··· Provided material

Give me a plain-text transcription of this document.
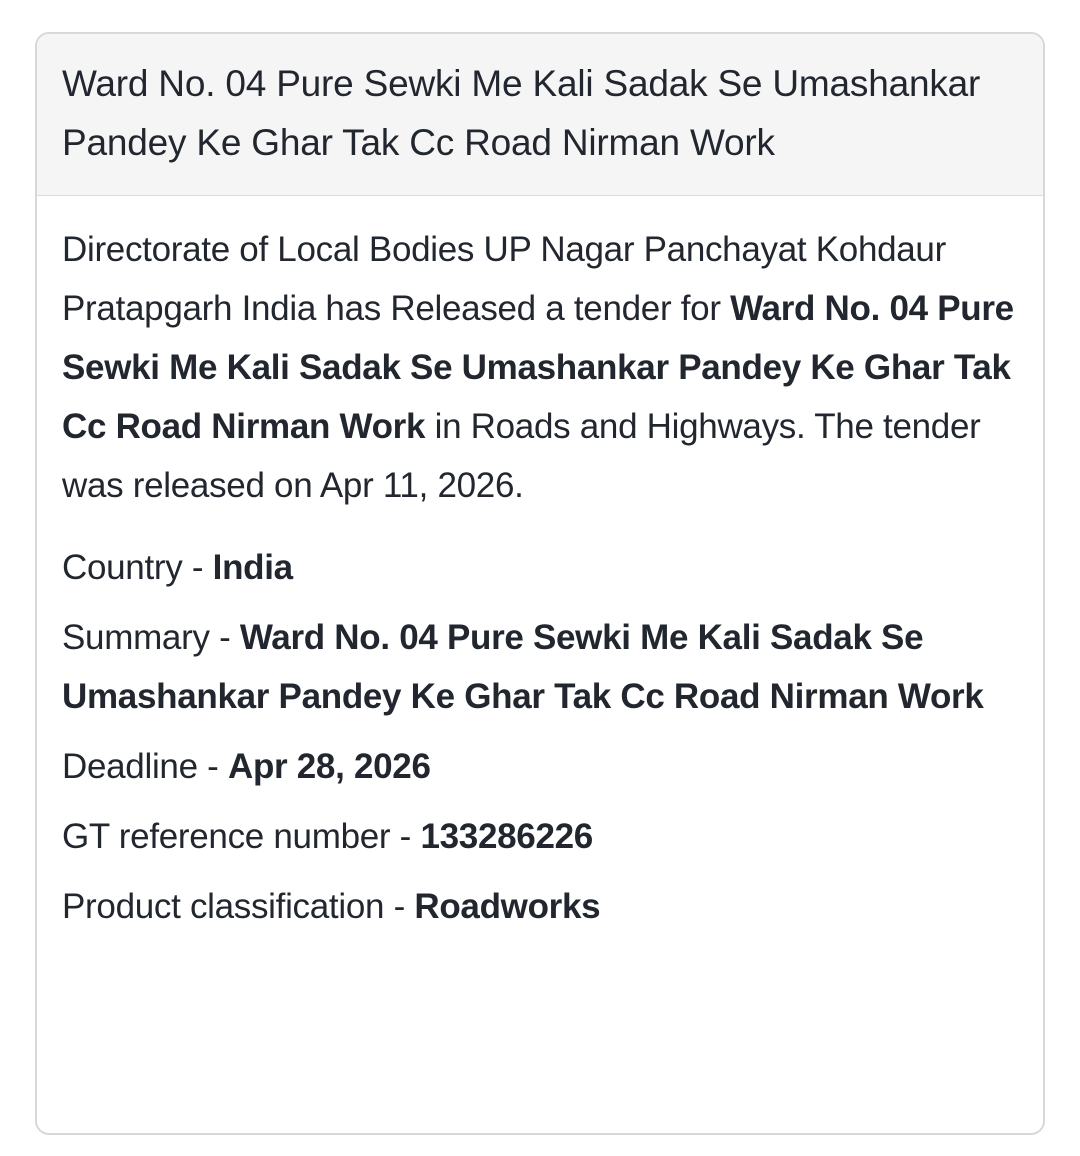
Ward No. 04 Pure Sewki Me Kali Sadak Se Umashankar Pandey Ke Ghar Tak Cc Road Nirman Work

Directorate of Local Bodies UP Nagar Panchayat Kohdaur Pratapgarh India has Released a tender for Ward No. 04 Pure Sewki Me Kali Sadak Se Umashankar Pandey Ke Ghar Tak Cc Road Nirman Work in Roads and Highways. The tender was released on Apr 11, 2026.

Country - India

Summary - Ward No. 04 Pure Sewki Me Kali Sadak Se Umashankar Pandey Ke Ghar Tak Cc Road Nirman Work

Deadline - Apr 28, 2026

GT reference number - 133286226

Product classification - Roadworks
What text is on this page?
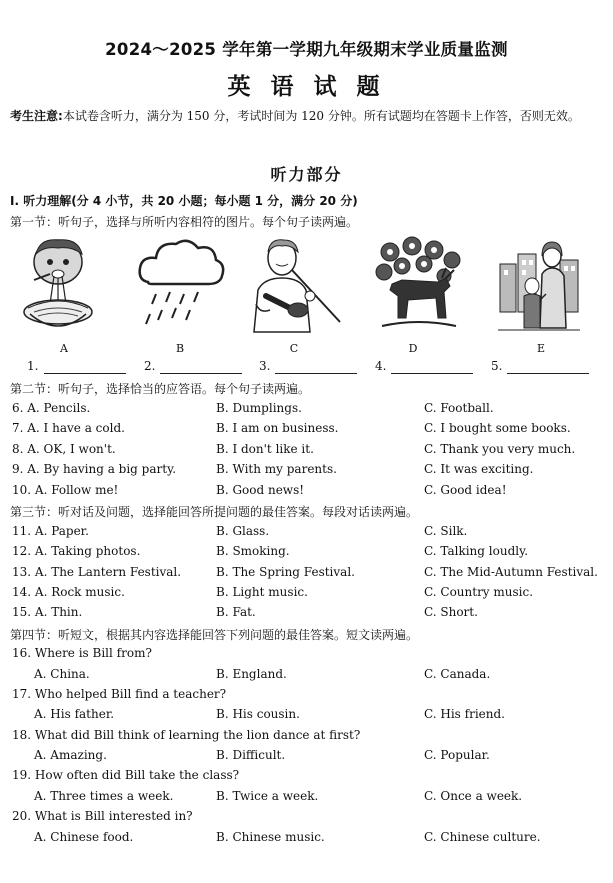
2024～2025 学年第一学期九年级期末学业质量监测
英 语 试 题
考生注意:本试卷含听力，满分为 150 分，考试时间为 120 分钟。所有试题均在答题卡上作答，否则无效。
听力部分
Ⅰ. 听力理解(分 4 小节，共 20 小题；每小题 1 分，满分 20 分)
第一节：听句子，选择与所听内容相符的图片。每个句子读两遍。
A	B	C	D	E
1.	2.	3.	4.	5.
第二节：听句子，选择恰当的应答语。每个句子读两遍。
6. A. Pencils.	B. Dumplings.	C. Football.
7. A. I have a cold.	B. I am on business.	C. I bought some books.
8. A. OK, I won't.	B. I don't like it.	C. Thank you very much.
9. A. By having a big party.	B. With my parents.	C. It was exciting.
10. A. Follow me!	B. Good news!	C. Good idea!
第三节：听对话及问题，选择能回答所提问题的最佳答案。每段对话读两遍。
11. A. Paper.	B. Glass.	C. Silk.
12. A. Taking photos.	B. Smoking.	C. Talking loudly.
13. A. The Lantern Festival.	B. The Spring Festival.	C. The Mid-Autumn Festival.
14. A. Rock music.	B. Light music.	C. Country music.
15. A. Thin.	B. Fat.	C. Short.
第四节：听短文，根据其内容选择能回答下列问题的最佳答案。短文读两遍。
16. Where is Bill from?
A. China.	B. England.	C. Canada.
17. Who helped Bill find a teacher?
A. His father.	B. His cousin.	C. His friend.
18. What did Bill think of learning the lion dance at first?
A. Amazing.	B. Difficult.	C. Popular.
19. How often did Bill take the class?
A. Three times a week.	B. Twice a week.	C. Once a week.
20. What is Bill interested in?
A. Chinese food.	B. Chinese music.	C. Chinese culture.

······

Repeat the data above exactly, but not the pictures.

## The answer
Give me a plain-text transcription of this document.
Ward No. 04 Pure Sewki Me Kali Sadak Se Umashankar Pandey Ke Ghar Tak Cc Road Nirman Work

Directorate of Local Bodies UP Nagar Panchayat Kohdaur Pratapgarh India has Released a tender for Ward No. 04 Pure Sewki Me Kali Sadak Se Umashankar Pandey Ke Ghar Tak Cc Road Nirman Work in Roads and Highways. The tender was released on Apr 11, 2026.

Country - India

Summary - Ward No. 04 Pure Sewki Me Kali Sadak Se Umashankar Pandey Ke Ghar Tak Cc Road Nirman Work

Deadline - Apr 28, 2026

GT reference number - 133286226

Product classification - Roadworks
What text is on this page?
2024～2025 学年第一学期九年级期末学业质量监测
英 语 试 题
考生注意:本试卷含听力，满分为 150 分，考试时间为 120 分钟。所有试题均在答题卡上作答，否则无效。
听力部分
Ⅰ. 听力理解(分 4 小节，共 20 小题；每小题 1 分，满分 20 分)
第一节：听句子，选择与所听内容相符的图片。每个句子读两遍。
A	B	C	D	E
1.	2.	3.	4.	5.
第二节：听句子，选择恰当的应答语。每个句子读两遍。
6. A. Pencils.	B. Dumplings.	C. Football.
7. A. I have a cold.	B. I am on business.	C. I bought some books.
8. A. OK, I won't.	B. I don't like it.	C. Thank you very much.
9. A. By having a big party.	B. With my parents.	C. It was exciting.
10. A. Follow me!	B. Good news!	C. Good idea!
第三节：听对话及问题，选择能回答所提问题的最佳答案。每段对话读两遍。
11. A. Paper.	B. Glass.	C. Silk.
12. A. Taking photos.	B. Smoking.	C. Talking loudly.
13. A. The Lantern Festival.	B. The Spring Festival.	C. The Mid-Autumn Festival.
14. A. Rock music.	B. Light music.	C. Country music.
15. A. Thin.	B. Fat.	C. Short.
第四节：听短文，根据其内容选择能回答下列问题的最佳答案。短文读两遍。
16. Where is Bill from?
A. China.	B. England.	C. Canada.
17. Who helped Bill find a teacher?
A. His father.	B. His cousin.	C. His friend.
18. What did Bill think of learning the lion dance at first?
A. Amazing.	B. Difficult.	C. Popular.
19. How often did Bill take the class?
A. Three times a week.	B. Twice a week.	C. Once a week.
20. What is Bill interested in?
A. Chinese food.	B. Chinese music.	C. Chinese culture.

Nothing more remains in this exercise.